■ PROVIDED TEXT ■
§ §

Category Archives: Extreme Presentation Method

Marijuana, Comedy and Presentation Skills

Audiences have become so distracted that keeping their attention has become more challenging than ever.

Hollywood comedy writers now find that to hold their audience’s attention they need to provide a new punch line or gag every fourteen seconds. A study by the institute of psychiatry in London found that participants who were interrupted with emails performed worse on IQ tests than participants who were under the influence of marijuana. (Abela 2013, p. 2)

Here are three things we can do:

  1. Only focus on a problem your audience has that you can help solve.
  2. Don’t have a presentation if everyone knows and agrees on the answer to a problem.  Send out an email with suggested next steps instead.
  3. If you have really interesting information that you want to share, but it doesn’t help the audience, put it in an appendix, on a shared drive or email it out before hand. Or just leave it out all together.

If we can focus only on the specific needs of the audience, then we are more likely to hold their attention.

Abela, AV 2013, Advanced presentations by design : creating communication that drives action, 2ndedn., Pfeiffer, San Francisco.

126 to 6? Don’t start with 126 in the first place – start with 1!

Here’s ten questions Andrew Abela suggests you ask yourself or others when preparing and designing your presentation to get you off on the right foot.

  1. Who are the most important members audience?

§ §

■ ENTRIES SUPPLIED ■
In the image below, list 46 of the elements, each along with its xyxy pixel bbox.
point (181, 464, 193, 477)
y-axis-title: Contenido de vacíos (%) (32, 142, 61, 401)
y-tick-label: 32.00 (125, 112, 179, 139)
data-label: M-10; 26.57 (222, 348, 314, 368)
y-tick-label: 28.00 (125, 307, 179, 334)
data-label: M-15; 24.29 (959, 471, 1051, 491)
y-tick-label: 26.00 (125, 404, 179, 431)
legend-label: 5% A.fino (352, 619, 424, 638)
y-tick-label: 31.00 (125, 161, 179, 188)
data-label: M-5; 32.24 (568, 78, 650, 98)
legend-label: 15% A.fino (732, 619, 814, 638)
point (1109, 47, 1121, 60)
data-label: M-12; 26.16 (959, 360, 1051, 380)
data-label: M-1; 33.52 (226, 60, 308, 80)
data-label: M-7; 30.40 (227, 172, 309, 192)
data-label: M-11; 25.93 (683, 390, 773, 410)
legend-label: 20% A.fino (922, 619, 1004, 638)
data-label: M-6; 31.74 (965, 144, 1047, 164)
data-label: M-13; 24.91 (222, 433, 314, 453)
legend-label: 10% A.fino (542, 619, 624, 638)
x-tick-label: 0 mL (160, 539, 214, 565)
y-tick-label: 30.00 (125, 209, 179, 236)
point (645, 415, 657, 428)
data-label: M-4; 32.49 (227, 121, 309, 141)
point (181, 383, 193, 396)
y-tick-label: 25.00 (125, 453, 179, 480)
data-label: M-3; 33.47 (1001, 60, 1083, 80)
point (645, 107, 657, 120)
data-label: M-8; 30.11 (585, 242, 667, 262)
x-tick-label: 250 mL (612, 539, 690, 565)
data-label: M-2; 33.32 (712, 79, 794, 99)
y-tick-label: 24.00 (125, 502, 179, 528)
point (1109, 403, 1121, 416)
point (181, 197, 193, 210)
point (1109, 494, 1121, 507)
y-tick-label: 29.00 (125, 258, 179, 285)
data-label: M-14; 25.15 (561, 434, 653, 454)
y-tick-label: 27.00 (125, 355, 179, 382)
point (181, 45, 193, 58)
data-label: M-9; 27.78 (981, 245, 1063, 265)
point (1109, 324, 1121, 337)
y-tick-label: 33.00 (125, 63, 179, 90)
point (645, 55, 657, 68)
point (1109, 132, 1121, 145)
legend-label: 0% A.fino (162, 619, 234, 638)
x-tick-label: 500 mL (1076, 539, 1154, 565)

§ §

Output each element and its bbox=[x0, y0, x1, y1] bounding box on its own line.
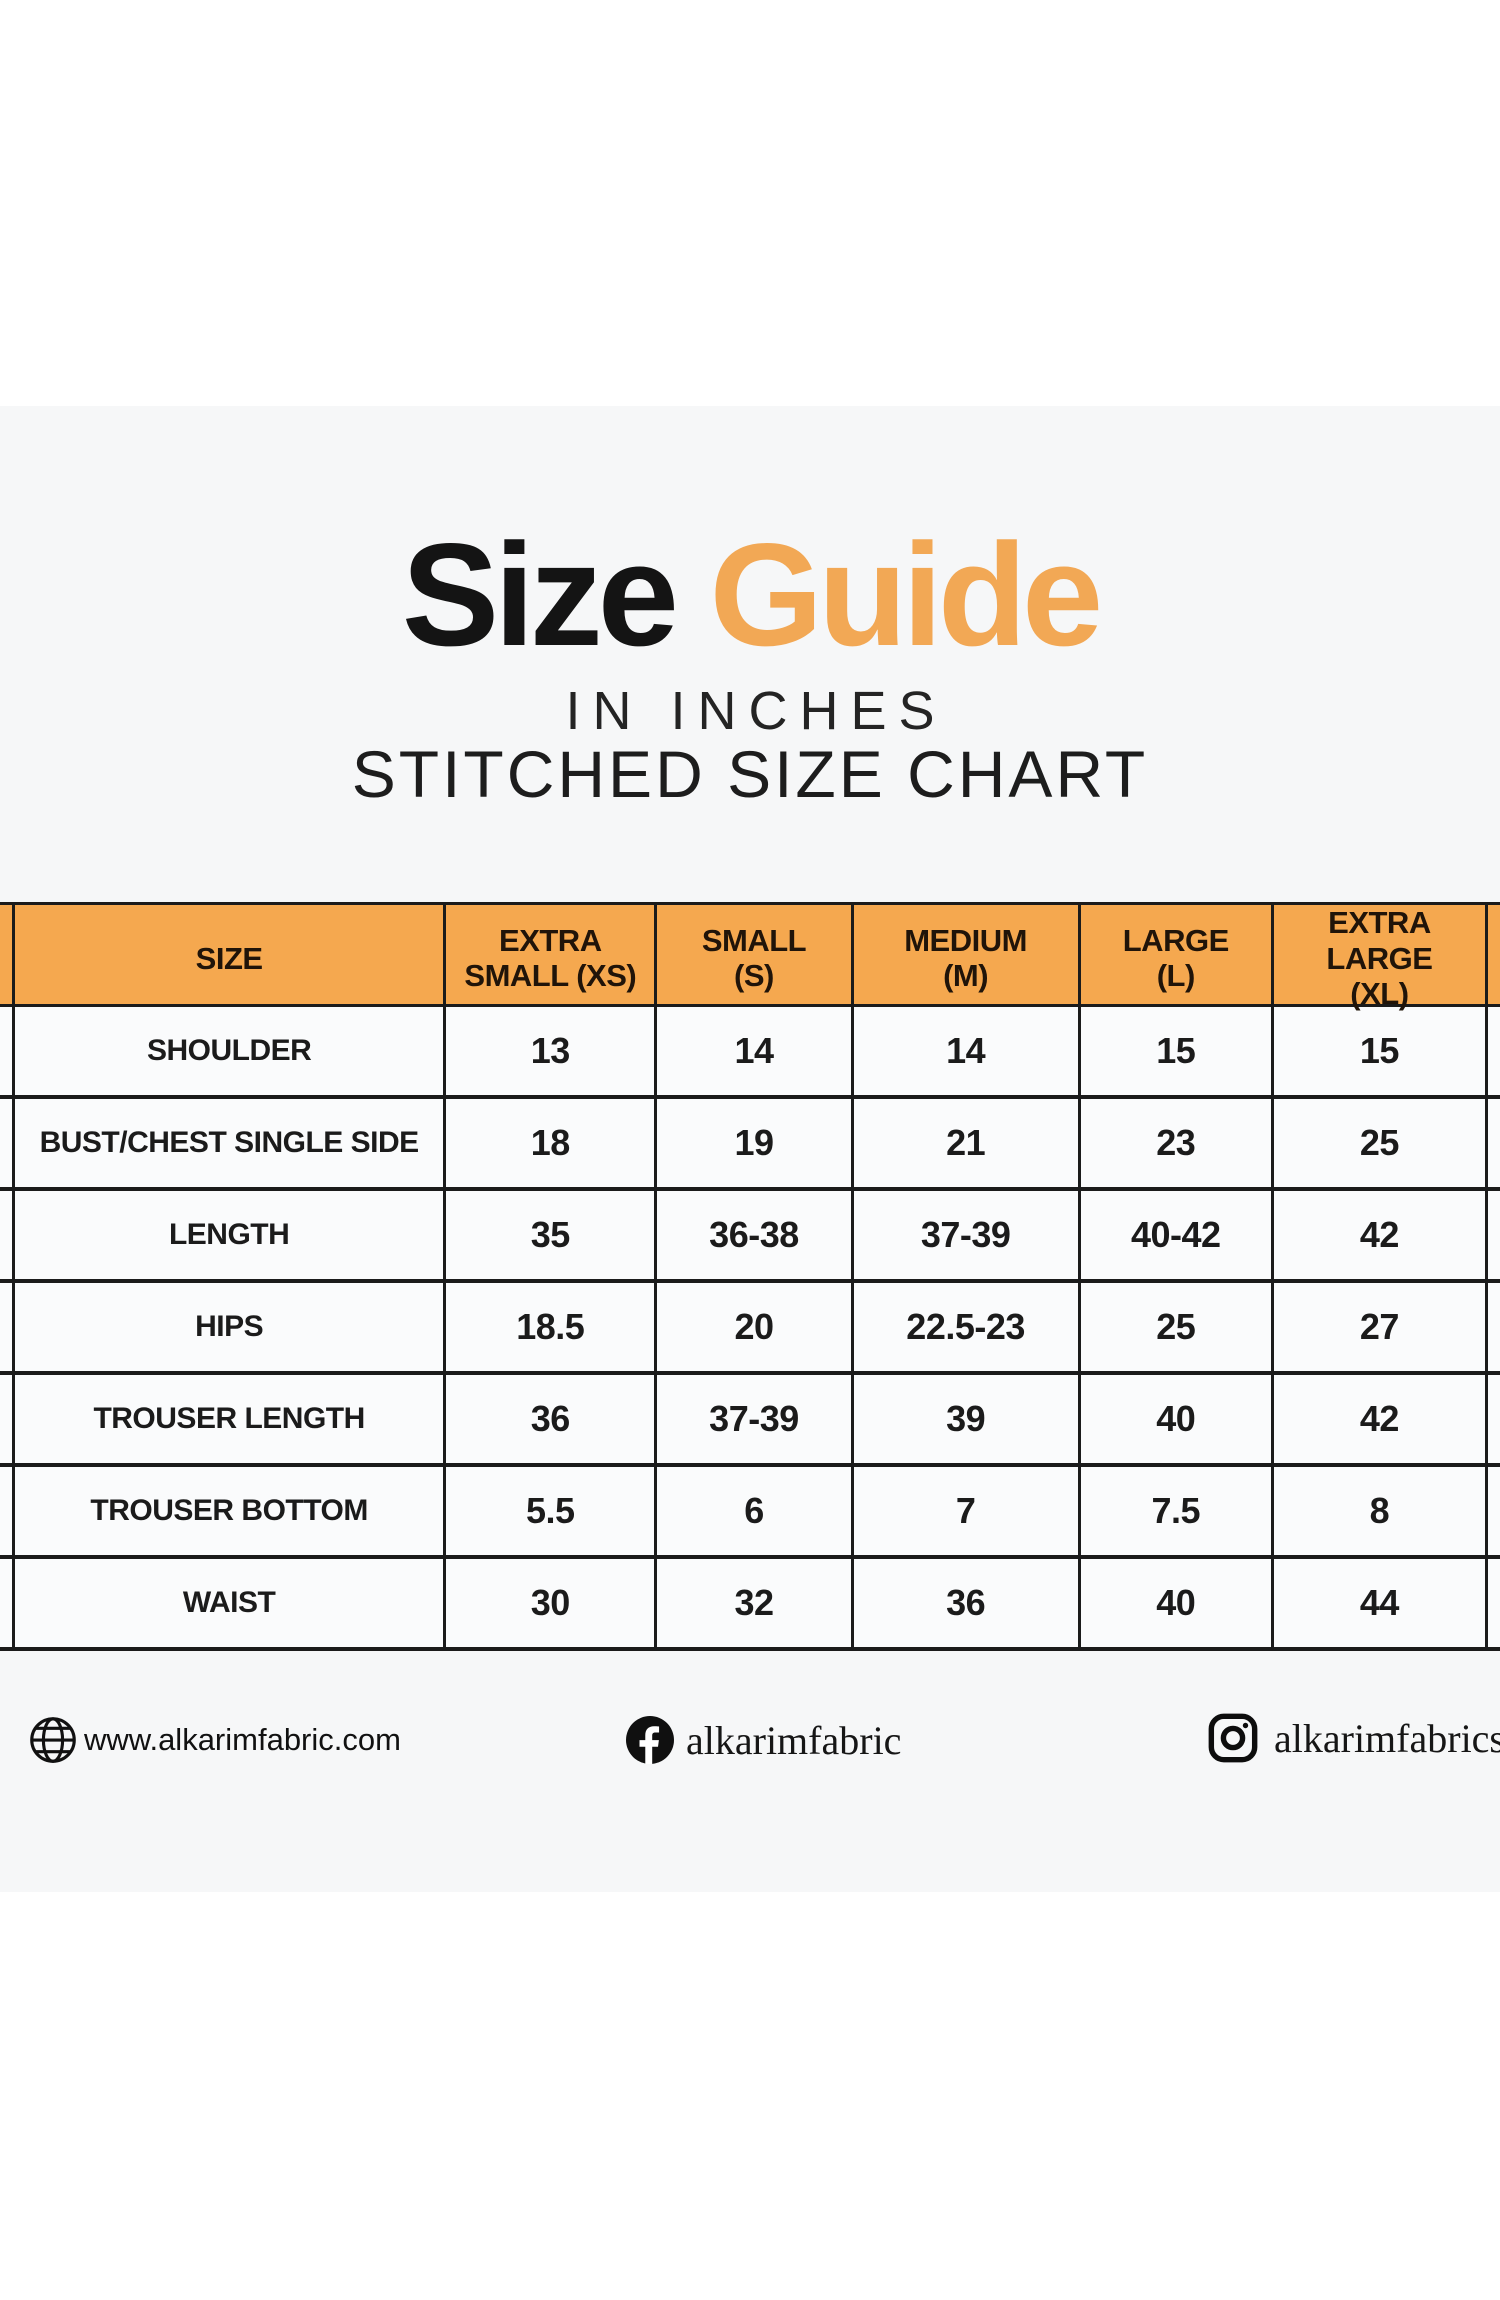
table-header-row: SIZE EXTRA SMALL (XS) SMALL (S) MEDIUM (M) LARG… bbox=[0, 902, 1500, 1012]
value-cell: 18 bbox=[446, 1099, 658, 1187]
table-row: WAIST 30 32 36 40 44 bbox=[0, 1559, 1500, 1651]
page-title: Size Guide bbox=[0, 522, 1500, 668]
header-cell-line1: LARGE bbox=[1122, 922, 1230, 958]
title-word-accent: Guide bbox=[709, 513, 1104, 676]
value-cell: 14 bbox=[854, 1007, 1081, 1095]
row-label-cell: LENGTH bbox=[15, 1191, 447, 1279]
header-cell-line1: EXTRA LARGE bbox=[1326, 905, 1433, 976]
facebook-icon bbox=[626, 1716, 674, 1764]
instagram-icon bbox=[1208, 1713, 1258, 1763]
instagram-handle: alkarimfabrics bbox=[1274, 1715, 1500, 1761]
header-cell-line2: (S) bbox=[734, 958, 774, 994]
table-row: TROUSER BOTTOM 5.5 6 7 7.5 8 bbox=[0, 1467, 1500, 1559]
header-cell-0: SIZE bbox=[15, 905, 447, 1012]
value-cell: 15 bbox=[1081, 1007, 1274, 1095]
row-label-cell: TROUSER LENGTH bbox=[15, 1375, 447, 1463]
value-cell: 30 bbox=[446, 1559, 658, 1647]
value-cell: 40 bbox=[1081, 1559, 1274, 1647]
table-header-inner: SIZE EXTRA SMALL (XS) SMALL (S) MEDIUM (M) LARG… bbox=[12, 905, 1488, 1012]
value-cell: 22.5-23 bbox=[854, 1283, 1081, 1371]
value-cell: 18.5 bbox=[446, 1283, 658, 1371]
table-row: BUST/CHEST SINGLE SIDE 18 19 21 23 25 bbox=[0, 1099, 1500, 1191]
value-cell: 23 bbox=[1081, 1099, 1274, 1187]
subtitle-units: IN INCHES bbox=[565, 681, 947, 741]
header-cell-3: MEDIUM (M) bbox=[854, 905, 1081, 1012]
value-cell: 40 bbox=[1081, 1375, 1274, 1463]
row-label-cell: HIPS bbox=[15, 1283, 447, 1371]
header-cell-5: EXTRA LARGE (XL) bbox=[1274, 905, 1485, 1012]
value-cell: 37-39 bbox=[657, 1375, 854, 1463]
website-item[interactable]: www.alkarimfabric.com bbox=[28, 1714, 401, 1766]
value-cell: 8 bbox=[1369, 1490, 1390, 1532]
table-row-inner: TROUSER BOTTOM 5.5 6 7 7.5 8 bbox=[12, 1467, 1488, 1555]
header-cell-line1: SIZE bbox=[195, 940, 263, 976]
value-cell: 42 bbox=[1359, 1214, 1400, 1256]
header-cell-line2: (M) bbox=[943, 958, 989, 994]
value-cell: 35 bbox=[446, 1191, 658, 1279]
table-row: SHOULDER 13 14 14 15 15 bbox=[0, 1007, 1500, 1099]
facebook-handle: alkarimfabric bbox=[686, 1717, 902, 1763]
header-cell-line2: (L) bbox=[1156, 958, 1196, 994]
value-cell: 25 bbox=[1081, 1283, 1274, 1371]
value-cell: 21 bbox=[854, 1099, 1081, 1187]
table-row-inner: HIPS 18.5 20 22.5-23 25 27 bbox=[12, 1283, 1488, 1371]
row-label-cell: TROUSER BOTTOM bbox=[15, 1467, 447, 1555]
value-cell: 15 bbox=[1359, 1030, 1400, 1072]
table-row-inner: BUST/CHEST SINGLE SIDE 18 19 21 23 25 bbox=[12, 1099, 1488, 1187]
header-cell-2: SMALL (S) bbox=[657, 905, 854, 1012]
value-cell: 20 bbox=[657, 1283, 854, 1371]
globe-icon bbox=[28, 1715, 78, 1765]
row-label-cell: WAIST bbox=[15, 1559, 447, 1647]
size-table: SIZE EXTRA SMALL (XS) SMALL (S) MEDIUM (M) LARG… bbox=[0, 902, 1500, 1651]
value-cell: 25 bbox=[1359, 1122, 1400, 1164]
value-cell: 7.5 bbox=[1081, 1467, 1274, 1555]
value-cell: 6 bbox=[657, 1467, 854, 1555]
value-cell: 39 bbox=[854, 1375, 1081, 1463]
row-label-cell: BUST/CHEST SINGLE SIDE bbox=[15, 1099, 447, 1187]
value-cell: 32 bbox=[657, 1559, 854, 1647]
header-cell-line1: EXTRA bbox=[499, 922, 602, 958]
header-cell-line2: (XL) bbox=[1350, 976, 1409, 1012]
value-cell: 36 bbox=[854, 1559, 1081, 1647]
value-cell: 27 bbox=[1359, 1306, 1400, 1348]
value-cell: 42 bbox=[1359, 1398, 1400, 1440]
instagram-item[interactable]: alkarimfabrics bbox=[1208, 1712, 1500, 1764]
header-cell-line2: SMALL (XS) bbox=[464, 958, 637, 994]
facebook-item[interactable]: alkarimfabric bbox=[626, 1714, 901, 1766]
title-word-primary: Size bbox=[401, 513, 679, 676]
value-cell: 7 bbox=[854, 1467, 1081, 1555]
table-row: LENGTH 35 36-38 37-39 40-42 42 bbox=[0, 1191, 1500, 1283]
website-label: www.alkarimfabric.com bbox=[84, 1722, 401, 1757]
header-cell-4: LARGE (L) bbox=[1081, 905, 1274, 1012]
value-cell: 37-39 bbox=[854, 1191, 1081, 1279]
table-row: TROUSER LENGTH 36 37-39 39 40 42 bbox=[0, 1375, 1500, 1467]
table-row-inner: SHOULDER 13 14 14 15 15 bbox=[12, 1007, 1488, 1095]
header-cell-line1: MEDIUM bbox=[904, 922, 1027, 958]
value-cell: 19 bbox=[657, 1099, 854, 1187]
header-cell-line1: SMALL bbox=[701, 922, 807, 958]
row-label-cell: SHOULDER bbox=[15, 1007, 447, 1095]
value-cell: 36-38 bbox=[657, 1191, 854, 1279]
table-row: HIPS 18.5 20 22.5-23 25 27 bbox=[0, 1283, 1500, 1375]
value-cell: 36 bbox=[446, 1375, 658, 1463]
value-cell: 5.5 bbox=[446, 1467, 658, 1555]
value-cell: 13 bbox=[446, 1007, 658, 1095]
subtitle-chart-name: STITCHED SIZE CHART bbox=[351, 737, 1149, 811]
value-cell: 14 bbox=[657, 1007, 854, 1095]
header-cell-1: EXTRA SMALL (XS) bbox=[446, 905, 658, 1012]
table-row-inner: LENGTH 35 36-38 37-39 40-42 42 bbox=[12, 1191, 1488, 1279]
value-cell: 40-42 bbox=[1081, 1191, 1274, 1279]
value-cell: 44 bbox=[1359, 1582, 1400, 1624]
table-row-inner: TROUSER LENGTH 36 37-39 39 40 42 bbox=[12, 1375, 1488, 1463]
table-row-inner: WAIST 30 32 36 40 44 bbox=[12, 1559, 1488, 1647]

§ §

■ WHAT THIS EXERCISE ASKS ■
• a. Reproduce the records from the line containing "In the image" through the line containing "data-label: M-8; 30.11 (585, 242, 667, 262)", inclusive, putting "y-axis-tick" wherever "y-tick-label" appears and leaving everything else as it is.
• b. Continue the text on presentation skills from the point where it stops.

■ RESPONSES BY TASK ■
• a.
In the image below, list 46 of the elements, each along with its xyxy pixel bbox.
point (181, 464, 193, 477)
y-axis-title: Contenido de vacíos (%) (32, 142, 61, 401)
y-axis-tick: 32.00 (125, 112, 179, 139)
data-label: M-10; 26.57 (222, 348, 314, 368)
y-axis-tick: 28.00 (125, 307, 179, 334)
data-label: M-15; 24.29 (959, 471, 1051, 491)
y-axis-tick: 26.00 (125, 404, 179, 431)
legend-label: 5% A.fino (352, 619, 424, 638)
y-axis-tick: 31.00 (125, 161, 179, 188)
data-label: M-5; 32.24 (568, 78, 650, 98)
legend-label: 15% A.fino (732, 619, 814, 638)
point (1109, 47, 1121, 60)
data-label: M-12; 26.16 (959, 360, 1051, 380)
data-label: M-1; 33.52 (226, 60, 308, 80)
data-label: M-7; 30.40 (227, 172, 309, 192)
data-label: M-11; 25.93 (683, 390, 773, 410)
legend-label: 20% A.fino (922, 619, 1004, 638)
data-label: M-6; 31.74 (965, 144, 1047, 164)
data-label: M-13; 24.91 (222, 433, 314, 453)
legend-label: 10% A.fino (542, 619, 624, 638)
x-tick-label: 0 mL (160, 539, 214, 565)
y-axis-tick: 30.00 (125, 209, 179, 236)
point (645, 415, 657, 428)
data-label: M-4; 32.49 (227, 121, 309, 141)
point (181, 383, 193, 396)
y-axis-tick: 25.00 (125, 453, 179, 480)
data-label: M-3; 33.47 (1001, 60, 1083, 80)
point (645, 107, 657, 120)
data-label: M-8; 30.11 (585, 242, 667, 262)

• b.
  2. What you want your audience to think and do differently as a result of your presentation?
  3. What’s the most important problem that your audience has, and what’s your contribution towards a solution to it?
  4. Do you have a wide range of evidence?
  5. Are you supporting your evidence with well-structured anecdotes?
  6. Is every important new piece of information in your presentation sequence preceded by a Complication that creates the need for that information in your audience?
  7. Have you selected the best chart for communicating each data-supported point, and are you showing enough detail?
  8. Does the layout of each page reinforce the main message of that page?
  9. Have you identified all stakeholders that could affect the success of your recommendations, and do you have a plan for dealing with each?
  10. Do you know how you will measure the success of your presentation?

Abela, AV 2013, Advanced presentations by design : creating communication that drives action, 2nd edn, Pfeiffer, San Francisco. p152

Conference Room Style Example

Conference Room Style example.

In the above video we have worked up an example of a one page presentation handout. It’s important to note that it’s not possible to open up your software and start designing. You have to develop your strategy first, then design your presentation. Your strategy may take 30 minutes or 30 days, depending its importance and complexity.

The Three Ways the Brain Creates Meaning

I recently viewed an interesting TED presentation by Tom Wujec titled “The Three Ways the Brain Creates Meaning.  Wujec explains it like this:

We make meaning by seeing, by an act of visual interrogation. The lessons for us are three-fold. First, use images to clarify what we’re trying to communicate. Secondly make those images interactive so that we engage much more fully. And the third is to augment memory by creating a visual persistence. 

What does this mean for us in a presentation context?  In the Extreme Presentation Method program we design presentations using five essential elements: Logic, Rhetoric, Graphics, Metrics and Politics.  We then apply these five elements to one of two presentation idioms either the “Conference Room Style” or the “Ballroom Style”

I believe we can apply Wujec’s findings to the graphics element when working with the “Conference Room Style” idiom:

  1. Use images to clarify what we’re trying to communicate.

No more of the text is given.